**What the task asks**.
Answer with nothing except the number of lines that contain the word "ilmiy".

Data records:
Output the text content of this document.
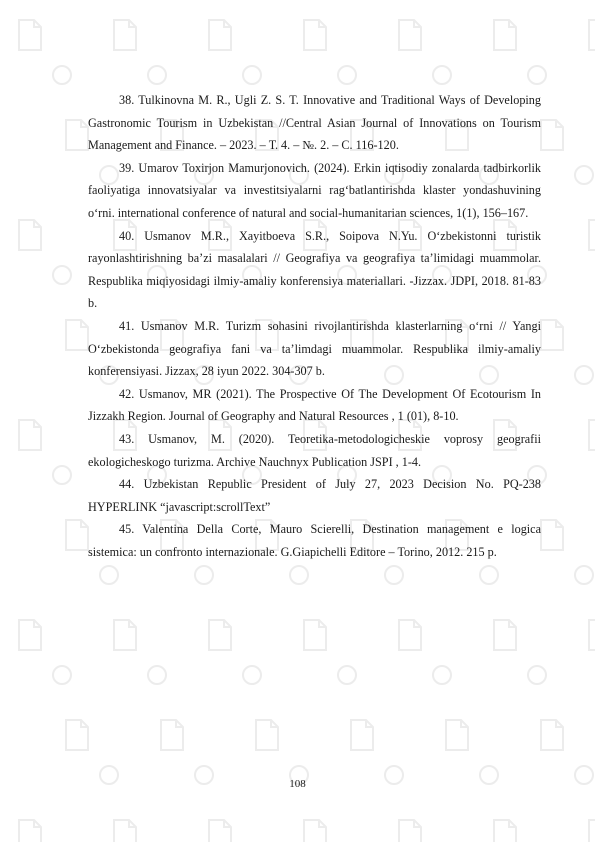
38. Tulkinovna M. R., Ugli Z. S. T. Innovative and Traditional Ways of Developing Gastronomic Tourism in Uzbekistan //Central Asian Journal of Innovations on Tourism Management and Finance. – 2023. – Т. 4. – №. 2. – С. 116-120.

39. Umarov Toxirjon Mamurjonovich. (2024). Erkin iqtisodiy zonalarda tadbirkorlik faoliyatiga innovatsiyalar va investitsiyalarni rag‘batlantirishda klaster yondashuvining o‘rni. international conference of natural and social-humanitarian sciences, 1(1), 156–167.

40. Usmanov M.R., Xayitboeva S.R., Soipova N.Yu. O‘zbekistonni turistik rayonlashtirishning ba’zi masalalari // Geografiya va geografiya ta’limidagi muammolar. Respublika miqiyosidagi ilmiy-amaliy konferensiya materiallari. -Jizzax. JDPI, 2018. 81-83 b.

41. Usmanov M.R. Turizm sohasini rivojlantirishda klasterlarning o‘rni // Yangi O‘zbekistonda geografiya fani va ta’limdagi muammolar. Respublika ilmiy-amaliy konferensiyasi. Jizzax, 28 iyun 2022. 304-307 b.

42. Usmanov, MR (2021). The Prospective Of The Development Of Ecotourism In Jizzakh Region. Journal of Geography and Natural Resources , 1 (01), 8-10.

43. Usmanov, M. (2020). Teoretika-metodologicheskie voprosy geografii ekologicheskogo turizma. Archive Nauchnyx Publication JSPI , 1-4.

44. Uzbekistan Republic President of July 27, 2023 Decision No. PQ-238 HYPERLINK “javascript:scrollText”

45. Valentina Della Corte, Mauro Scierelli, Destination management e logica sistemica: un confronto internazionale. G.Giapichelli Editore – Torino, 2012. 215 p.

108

---

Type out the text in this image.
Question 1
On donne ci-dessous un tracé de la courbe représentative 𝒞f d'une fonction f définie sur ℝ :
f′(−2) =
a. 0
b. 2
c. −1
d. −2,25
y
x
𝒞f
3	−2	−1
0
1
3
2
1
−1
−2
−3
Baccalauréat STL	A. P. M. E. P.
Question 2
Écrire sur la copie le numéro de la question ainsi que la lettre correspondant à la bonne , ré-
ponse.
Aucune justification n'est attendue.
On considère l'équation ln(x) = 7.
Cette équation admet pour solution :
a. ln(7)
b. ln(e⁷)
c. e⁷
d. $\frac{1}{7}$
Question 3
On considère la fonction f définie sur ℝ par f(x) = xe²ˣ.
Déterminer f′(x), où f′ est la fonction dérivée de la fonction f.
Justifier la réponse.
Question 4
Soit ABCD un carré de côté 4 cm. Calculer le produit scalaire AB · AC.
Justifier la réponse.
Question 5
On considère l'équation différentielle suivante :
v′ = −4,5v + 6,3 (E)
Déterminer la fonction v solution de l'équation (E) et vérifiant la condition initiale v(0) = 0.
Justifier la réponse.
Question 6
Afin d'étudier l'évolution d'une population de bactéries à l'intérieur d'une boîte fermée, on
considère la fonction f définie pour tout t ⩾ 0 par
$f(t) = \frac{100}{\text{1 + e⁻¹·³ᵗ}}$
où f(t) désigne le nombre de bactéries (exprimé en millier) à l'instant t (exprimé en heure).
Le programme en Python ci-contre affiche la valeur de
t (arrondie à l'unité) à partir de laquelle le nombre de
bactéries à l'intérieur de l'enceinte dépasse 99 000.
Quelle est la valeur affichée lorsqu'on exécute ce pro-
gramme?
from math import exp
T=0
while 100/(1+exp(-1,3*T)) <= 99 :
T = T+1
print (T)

==

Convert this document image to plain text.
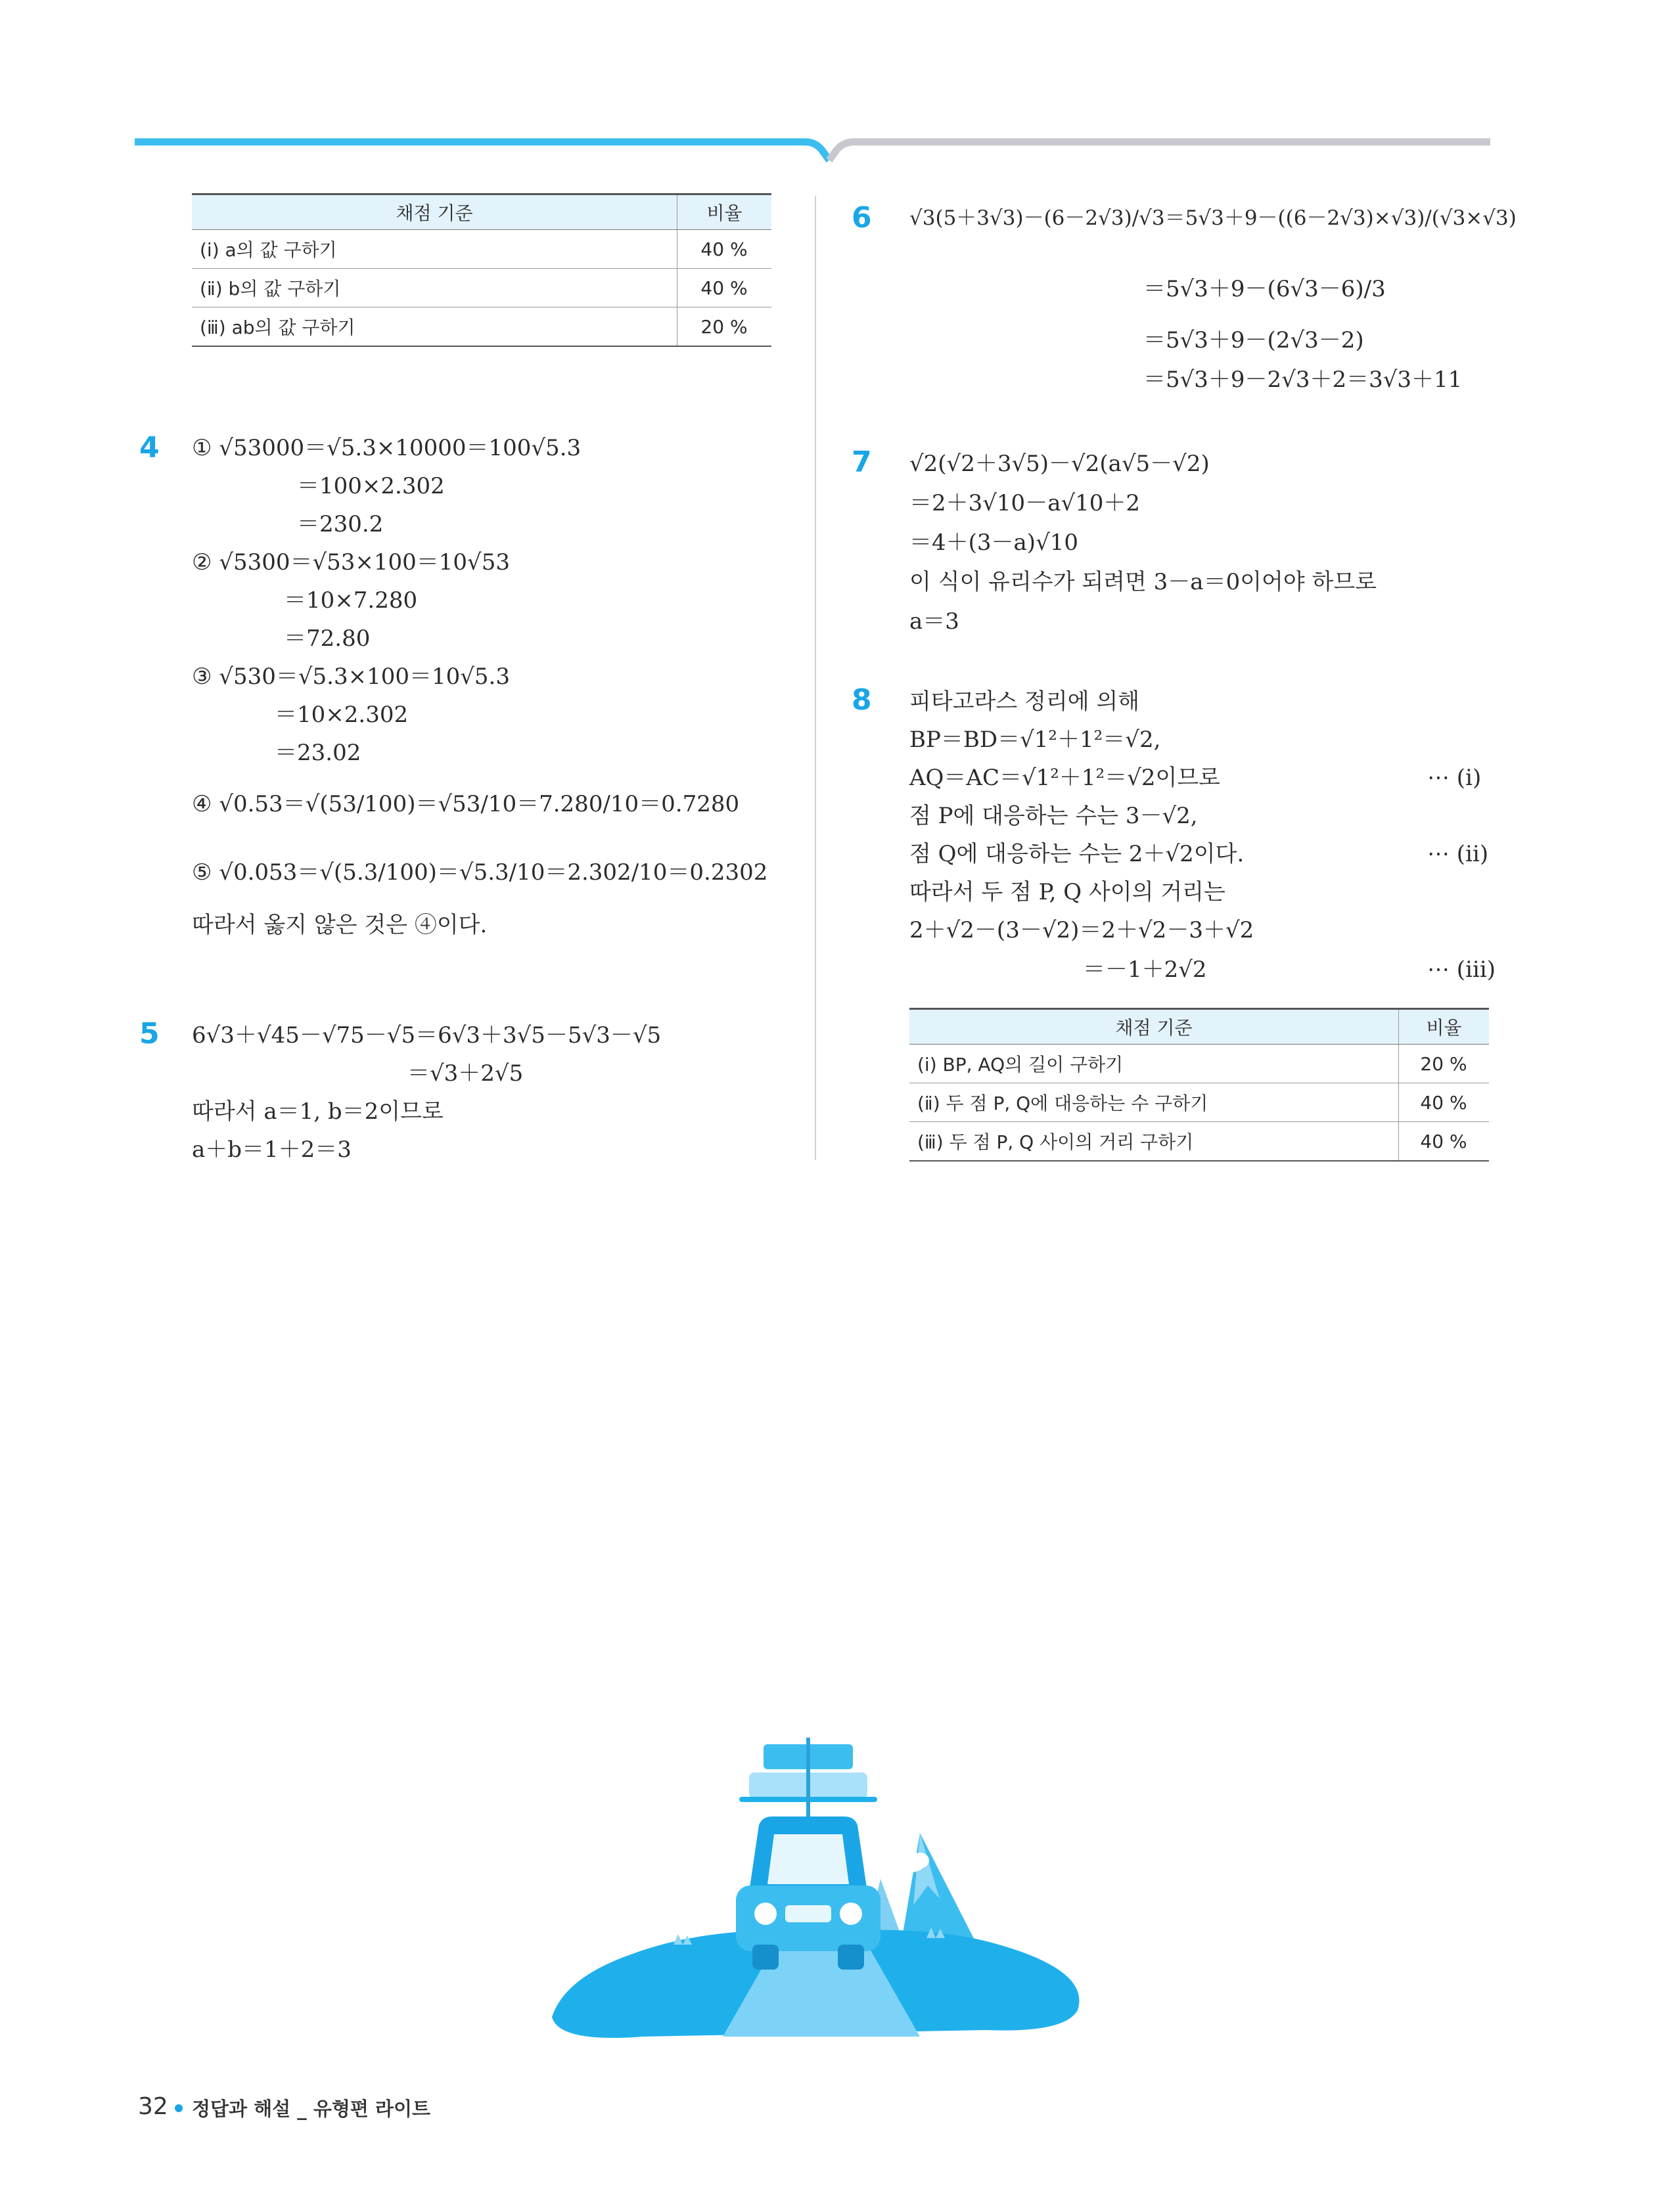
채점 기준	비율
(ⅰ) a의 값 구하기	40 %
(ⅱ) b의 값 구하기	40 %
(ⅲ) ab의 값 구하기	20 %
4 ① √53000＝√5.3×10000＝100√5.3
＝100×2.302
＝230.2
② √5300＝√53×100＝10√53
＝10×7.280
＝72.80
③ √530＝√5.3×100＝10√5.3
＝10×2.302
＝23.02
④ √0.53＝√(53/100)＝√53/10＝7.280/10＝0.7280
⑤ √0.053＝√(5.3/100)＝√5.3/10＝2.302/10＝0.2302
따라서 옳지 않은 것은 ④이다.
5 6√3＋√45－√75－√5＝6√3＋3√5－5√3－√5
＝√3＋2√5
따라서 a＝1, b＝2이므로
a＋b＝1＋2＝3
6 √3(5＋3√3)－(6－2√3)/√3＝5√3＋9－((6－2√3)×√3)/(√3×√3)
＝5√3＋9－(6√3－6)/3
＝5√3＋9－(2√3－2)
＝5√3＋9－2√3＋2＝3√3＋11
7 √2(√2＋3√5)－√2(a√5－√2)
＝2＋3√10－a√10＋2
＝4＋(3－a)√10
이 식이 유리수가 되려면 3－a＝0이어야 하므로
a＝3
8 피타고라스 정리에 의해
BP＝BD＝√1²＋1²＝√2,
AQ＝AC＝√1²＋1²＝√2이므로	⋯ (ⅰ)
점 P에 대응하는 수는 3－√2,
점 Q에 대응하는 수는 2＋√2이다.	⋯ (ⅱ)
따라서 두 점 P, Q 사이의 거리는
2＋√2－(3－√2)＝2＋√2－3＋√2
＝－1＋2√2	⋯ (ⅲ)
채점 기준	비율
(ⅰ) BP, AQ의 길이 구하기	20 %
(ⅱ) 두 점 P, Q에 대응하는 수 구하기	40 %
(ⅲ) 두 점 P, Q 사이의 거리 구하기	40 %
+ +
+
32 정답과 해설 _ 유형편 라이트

**Output below**.
2